%%

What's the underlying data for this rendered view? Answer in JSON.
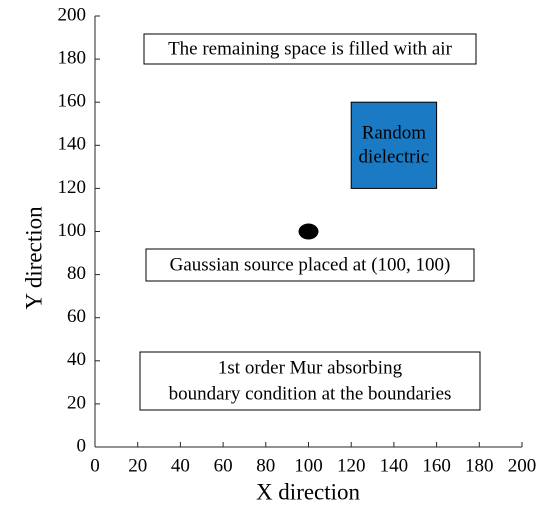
{
  "chart_data": {
    "type": "scatter",
    "xlabel": "X direction",
    "ylabel": "Y direction",
    "xlim": [
      0,
      200
    ],
    "ylim": [
      0,
      200
    ],
    "xticks": [
      0,
      20,
      40,
      60,
      80,
      100,
      120,
      140,
      160,
      180,
      200
    ],
    "yticks": [
      0,
      20,
      40,
      60,
      80,
      100,
      120,
      140,
      160,
      180,
      200
    ],
    "x": [
      100
    ],
    "values": [
      100
    ],
    "color": "#000000",
    "region": {
      "x": [
        120,
        160
      ],
      "y": [
        120,
        160
      ],
      "color": "#1a7bc4",
      "label": [
        "Random",
        "dielectric"
      ]
    },
    "annotations": [
      [
        "The remaining space is filled with air"
      ],
      [
        "Gaussian source placed at (100, 100)"
      ],
      [
        "1st order Mur absorbing",
        "boundary condition at the boundaries"
      ]
    ]
  }
}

%%

## Task brief
Find every line with the word "direction" and state how many there are, with no other words.

## Solution for this task
2